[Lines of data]
□ □ □ □
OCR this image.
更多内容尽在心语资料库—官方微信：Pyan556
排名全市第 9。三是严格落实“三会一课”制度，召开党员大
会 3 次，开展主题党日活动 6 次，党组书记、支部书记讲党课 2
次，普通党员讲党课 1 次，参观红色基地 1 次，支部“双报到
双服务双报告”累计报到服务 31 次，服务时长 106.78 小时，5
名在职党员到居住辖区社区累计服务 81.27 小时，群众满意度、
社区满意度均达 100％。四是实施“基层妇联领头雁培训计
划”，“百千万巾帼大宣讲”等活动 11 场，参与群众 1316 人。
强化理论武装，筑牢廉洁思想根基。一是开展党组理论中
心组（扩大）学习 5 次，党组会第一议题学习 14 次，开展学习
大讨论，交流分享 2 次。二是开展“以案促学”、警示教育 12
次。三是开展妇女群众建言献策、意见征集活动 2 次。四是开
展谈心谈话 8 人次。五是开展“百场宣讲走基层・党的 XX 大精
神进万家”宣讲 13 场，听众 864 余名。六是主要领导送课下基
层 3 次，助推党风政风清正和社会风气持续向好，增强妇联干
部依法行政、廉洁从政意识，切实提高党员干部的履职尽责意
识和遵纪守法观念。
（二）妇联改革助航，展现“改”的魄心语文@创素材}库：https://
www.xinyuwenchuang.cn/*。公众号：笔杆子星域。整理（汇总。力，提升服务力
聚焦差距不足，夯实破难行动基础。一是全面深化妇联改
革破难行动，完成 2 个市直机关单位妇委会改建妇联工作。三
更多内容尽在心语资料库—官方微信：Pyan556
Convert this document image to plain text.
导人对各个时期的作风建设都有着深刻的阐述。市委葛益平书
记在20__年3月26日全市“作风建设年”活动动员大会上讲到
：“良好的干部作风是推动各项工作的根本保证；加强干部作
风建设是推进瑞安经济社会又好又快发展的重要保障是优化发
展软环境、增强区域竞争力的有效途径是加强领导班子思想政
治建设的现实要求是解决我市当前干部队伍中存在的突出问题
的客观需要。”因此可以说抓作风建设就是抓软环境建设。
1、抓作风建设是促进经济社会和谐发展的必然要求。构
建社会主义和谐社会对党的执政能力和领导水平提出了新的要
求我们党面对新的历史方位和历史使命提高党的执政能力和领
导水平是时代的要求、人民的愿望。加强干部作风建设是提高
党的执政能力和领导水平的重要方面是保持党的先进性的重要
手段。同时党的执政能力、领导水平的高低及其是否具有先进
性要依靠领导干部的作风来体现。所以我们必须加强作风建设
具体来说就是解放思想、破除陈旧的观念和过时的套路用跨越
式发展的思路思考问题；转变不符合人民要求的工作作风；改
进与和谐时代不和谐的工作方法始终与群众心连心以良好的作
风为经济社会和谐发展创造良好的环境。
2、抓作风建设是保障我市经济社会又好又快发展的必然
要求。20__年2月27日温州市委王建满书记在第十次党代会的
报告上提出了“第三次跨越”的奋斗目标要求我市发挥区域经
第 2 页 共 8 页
□ □ □ □
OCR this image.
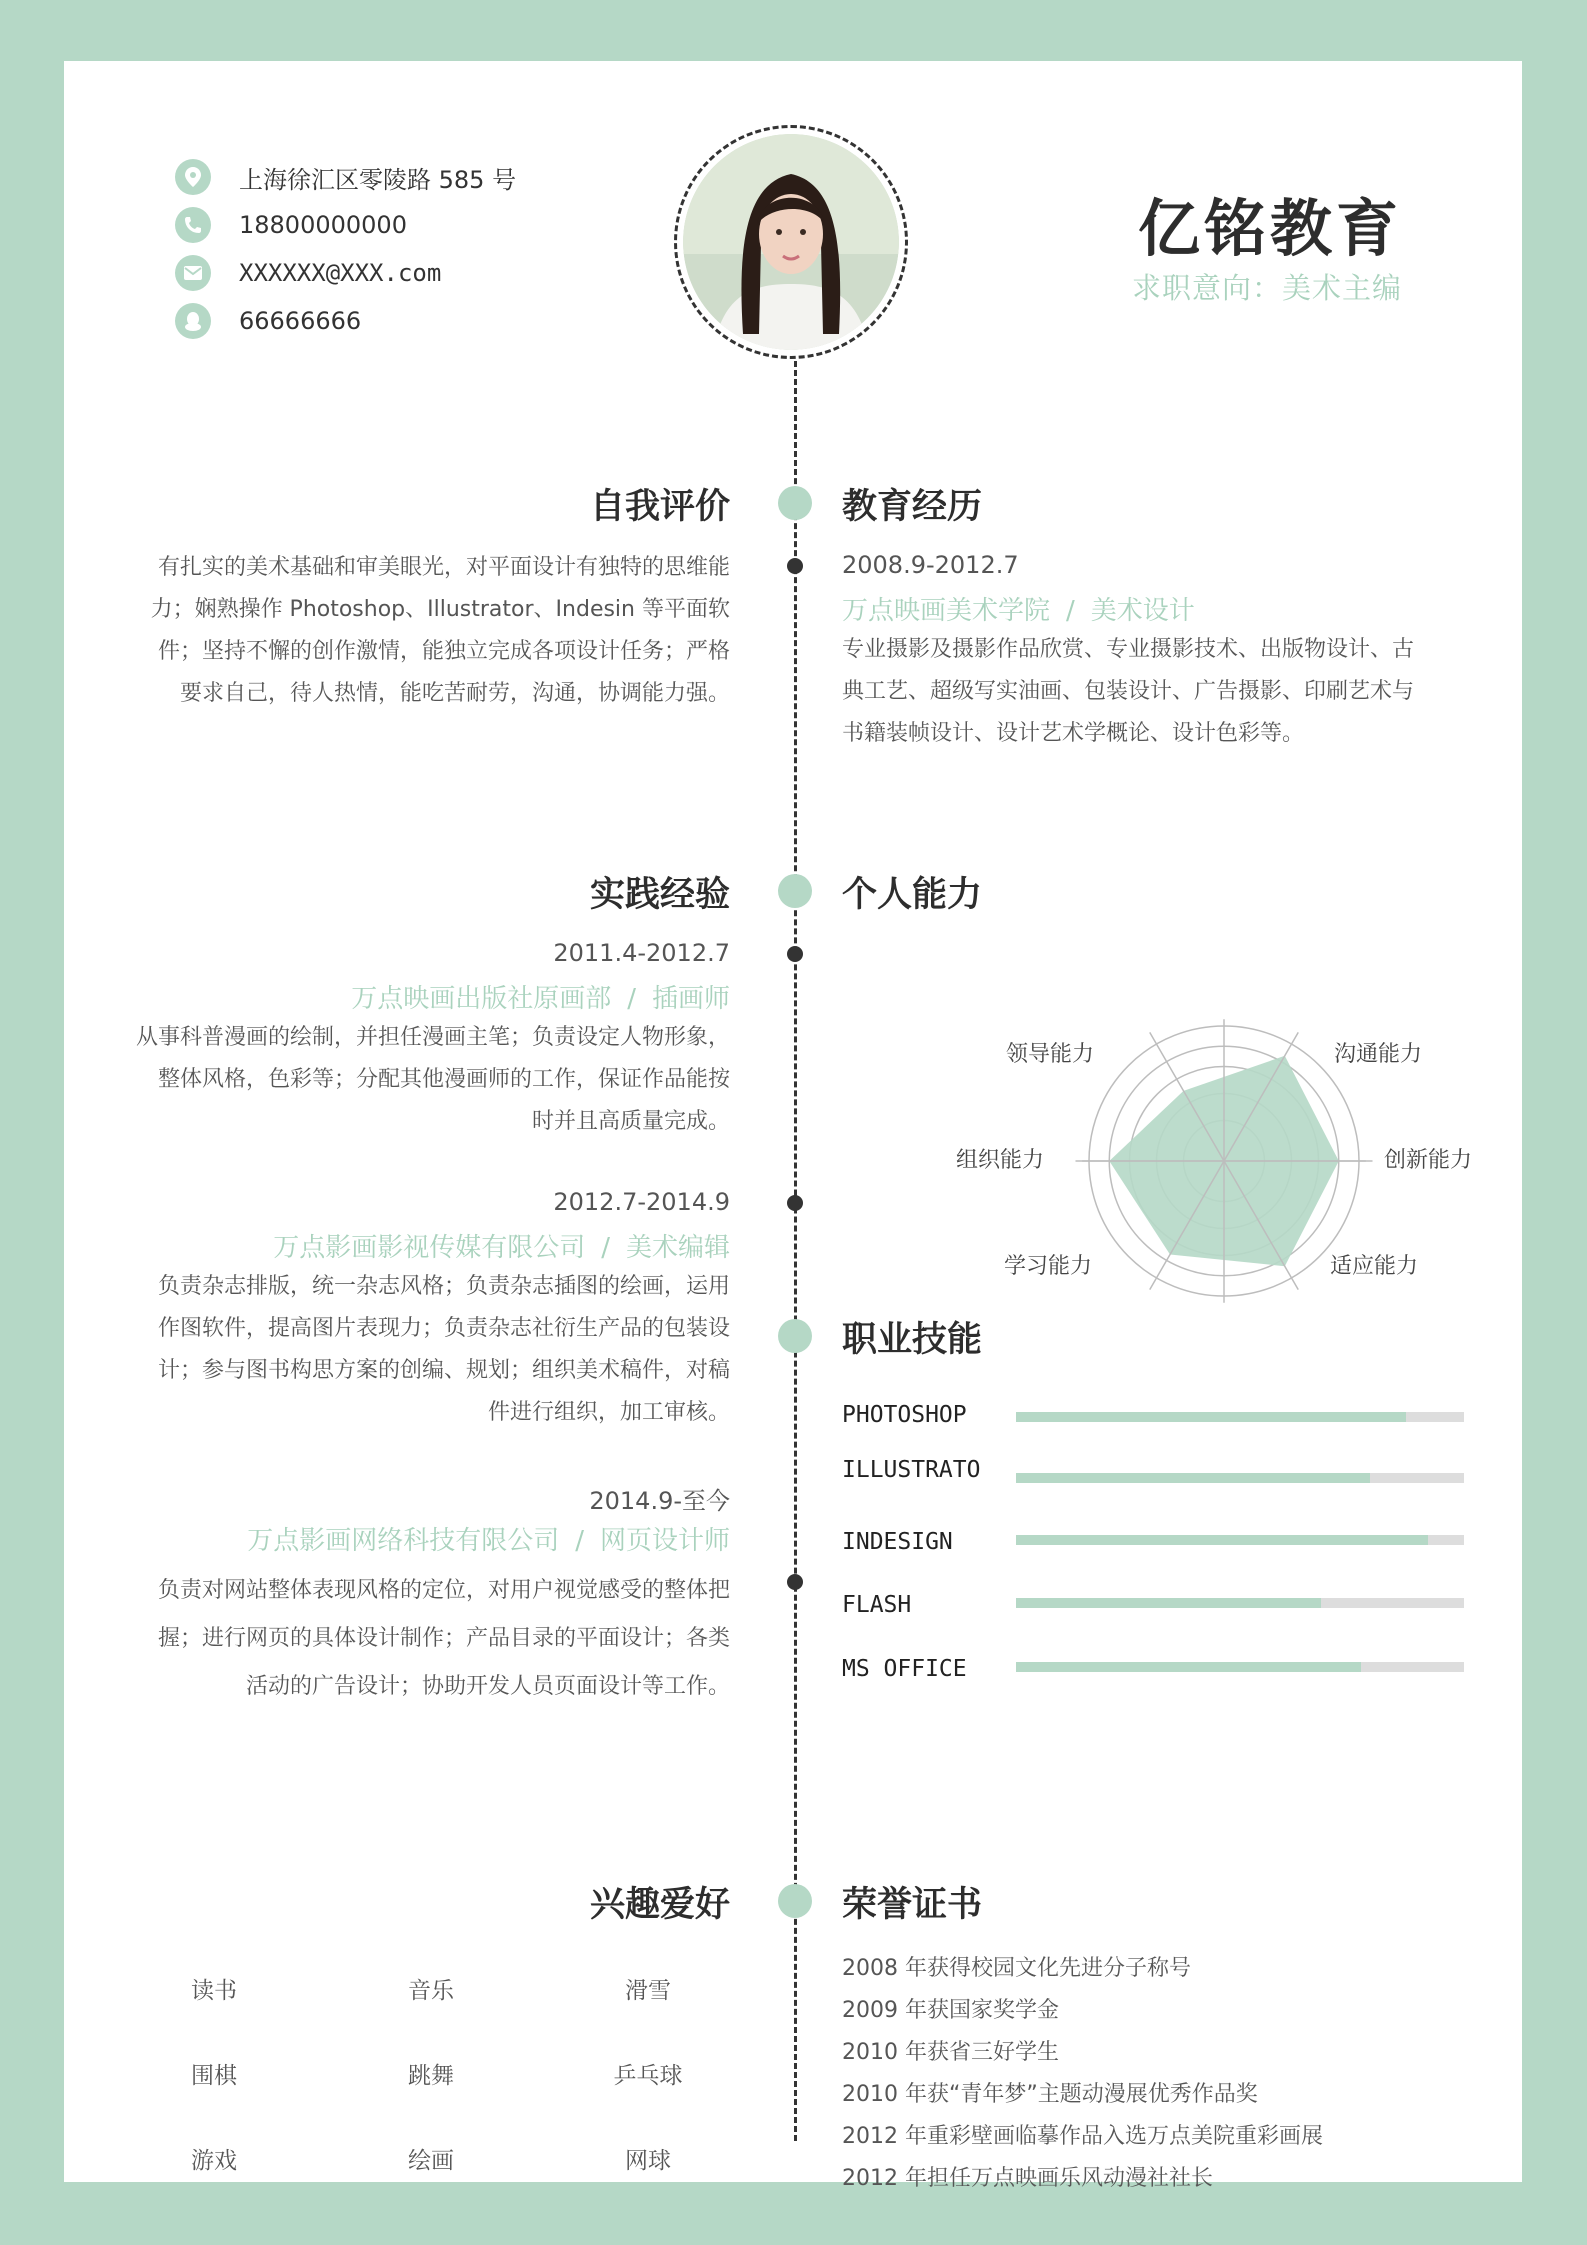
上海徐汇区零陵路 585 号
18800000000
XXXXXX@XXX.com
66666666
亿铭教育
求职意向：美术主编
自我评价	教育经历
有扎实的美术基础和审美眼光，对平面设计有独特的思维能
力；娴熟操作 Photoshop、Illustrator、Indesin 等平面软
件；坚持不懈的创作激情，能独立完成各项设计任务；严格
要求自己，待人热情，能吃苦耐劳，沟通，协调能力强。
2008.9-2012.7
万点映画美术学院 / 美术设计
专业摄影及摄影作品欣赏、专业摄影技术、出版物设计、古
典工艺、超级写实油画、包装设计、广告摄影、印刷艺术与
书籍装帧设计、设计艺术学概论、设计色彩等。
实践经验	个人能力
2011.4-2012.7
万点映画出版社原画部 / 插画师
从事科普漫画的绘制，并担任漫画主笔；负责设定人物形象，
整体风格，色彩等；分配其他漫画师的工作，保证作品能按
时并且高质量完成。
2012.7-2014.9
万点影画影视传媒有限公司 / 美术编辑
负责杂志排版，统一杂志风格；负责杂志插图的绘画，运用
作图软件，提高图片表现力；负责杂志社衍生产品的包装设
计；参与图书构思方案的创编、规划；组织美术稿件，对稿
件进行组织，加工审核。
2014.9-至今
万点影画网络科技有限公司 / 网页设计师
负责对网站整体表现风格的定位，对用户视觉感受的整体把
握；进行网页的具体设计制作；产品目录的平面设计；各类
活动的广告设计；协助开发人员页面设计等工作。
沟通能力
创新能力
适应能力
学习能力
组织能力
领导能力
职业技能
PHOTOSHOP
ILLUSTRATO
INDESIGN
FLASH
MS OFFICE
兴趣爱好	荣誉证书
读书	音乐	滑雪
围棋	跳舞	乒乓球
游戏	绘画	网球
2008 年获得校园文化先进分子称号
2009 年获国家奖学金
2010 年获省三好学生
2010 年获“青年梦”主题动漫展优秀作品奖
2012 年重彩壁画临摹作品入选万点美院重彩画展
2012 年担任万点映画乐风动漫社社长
□ □ □ □
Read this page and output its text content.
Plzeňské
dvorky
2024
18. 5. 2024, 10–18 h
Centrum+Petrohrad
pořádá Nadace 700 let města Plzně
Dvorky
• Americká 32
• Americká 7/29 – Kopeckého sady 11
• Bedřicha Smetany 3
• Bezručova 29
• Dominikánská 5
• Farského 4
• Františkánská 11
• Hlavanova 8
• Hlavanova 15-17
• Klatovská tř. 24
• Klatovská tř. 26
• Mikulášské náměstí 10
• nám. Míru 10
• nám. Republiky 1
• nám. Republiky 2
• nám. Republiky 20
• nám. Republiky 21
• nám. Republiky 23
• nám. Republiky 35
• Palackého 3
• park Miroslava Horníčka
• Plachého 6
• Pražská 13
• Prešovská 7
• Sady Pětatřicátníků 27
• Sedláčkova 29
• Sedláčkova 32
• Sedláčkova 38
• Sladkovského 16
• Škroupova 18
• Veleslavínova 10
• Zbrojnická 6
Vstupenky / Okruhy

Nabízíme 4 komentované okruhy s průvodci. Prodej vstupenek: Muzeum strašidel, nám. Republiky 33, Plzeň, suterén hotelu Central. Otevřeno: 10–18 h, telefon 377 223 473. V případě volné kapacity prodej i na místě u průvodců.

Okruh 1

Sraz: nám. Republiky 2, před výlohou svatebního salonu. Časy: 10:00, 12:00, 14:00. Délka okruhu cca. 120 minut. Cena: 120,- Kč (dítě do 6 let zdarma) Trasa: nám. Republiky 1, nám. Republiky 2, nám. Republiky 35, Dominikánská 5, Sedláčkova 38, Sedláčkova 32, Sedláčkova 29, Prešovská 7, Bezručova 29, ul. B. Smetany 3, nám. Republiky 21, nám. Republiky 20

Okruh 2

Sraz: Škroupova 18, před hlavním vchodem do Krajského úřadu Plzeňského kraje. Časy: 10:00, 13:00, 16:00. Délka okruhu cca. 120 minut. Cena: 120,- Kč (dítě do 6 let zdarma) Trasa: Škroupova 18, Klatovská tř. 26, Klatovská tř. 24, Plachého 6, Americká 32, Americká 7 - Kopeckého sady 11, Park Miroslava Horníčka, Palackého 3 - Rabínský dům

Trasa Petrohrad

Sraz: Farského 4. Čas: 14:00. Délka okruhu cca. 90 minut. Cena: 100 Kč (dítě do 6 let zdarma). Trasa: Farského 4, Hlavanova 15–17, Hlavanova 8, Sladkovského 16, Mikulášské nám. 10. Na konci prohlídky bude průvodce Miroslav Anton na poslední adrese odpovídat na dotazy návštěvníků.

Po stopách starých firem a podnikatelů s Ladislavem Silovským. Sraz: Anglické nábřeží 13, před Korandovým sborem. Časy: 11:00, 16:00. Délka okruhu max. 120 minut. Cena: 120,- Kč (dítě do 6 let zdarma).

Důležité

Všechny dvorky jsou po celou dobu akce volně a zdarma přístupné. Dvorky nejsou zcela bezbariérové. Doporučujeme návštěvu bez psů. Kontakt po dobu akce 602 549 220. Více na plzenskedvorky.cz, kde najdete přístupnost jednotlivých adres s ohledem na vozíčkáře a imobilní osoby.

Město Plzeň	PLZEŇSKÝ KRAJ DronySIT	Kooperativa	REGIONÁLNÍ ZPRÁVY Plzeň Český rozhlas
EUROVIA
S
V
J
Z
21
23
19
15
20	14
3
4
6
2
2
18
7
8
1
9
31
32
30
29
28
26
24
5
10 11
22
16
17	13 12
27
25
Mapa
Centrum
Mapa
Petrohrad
□ □ □ □
◆ Work required
Extract every line containing the string "Plachého" from the material.

◆ Output below
• Plachého 6
Sraz: Škroupova 18, před hlavním vchodem do Krajského úřadu Plzeňského kraje. Časy: 10:00, 13:00, 16:00. Délka okruhu cca. 120 minut. Cena: 120,- Kč (dítě do 6 let zdarma) Trasa: Škroupova 18, Klatovská tř. 26, Klatovská tř. 24, Plachého 6, Americká 32, Americká 7 - Kopeckého sady 11, Park Miroslava Horníčka, Palackého 3 - Rabínský dům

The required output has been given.